WHAT IS REQUIRED:
Copy each line of the entries that contains the word "旅客角度拍摄".

LISTED ENTRIES:
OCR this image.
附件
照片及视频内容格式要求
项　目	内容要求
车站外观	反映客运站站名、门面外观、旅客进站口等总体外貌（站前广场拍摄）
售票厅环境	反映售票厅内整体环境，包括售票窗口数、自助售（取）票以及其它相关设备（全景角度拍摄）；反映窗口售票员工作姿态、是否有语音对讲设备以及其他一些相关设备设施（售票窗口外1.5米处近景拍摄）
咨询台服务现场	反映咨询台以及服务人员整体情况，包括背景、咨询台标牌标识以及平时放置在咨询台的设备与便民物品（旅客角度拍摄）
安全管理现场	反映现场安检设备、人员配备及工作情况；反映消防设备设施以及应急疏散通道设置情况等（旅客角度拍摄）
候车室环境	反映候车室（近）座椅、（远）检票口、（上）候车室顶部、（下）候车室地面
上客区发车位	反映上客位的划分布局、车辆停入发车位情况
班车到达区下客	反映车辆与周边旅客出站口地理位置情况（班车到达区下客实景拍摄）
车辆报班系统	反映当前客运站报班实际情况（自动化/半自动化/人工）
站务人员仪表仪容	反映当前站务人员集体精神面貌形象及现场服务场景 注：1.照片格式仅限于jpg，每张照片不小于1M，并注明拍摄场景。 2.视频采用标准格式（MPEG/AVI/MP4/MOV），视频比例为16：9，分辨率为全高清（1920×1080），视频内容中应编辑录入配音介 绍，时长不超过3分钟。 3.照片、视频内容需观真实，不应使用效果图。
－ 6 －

RESULT FOR THIS EXERCISE:
咨询台服务现场	反映咨询台以及服务人员整体情况，包括背景、咨询台标牌标识以及平时放置在咨询台的设备与便民物品（旅客角度拍摄）
安全管理现场	反映现场安检设备、人员配备及工作情况；反映消防设备设施以及应急疏散通道设置情况等（旅客角度拍摄）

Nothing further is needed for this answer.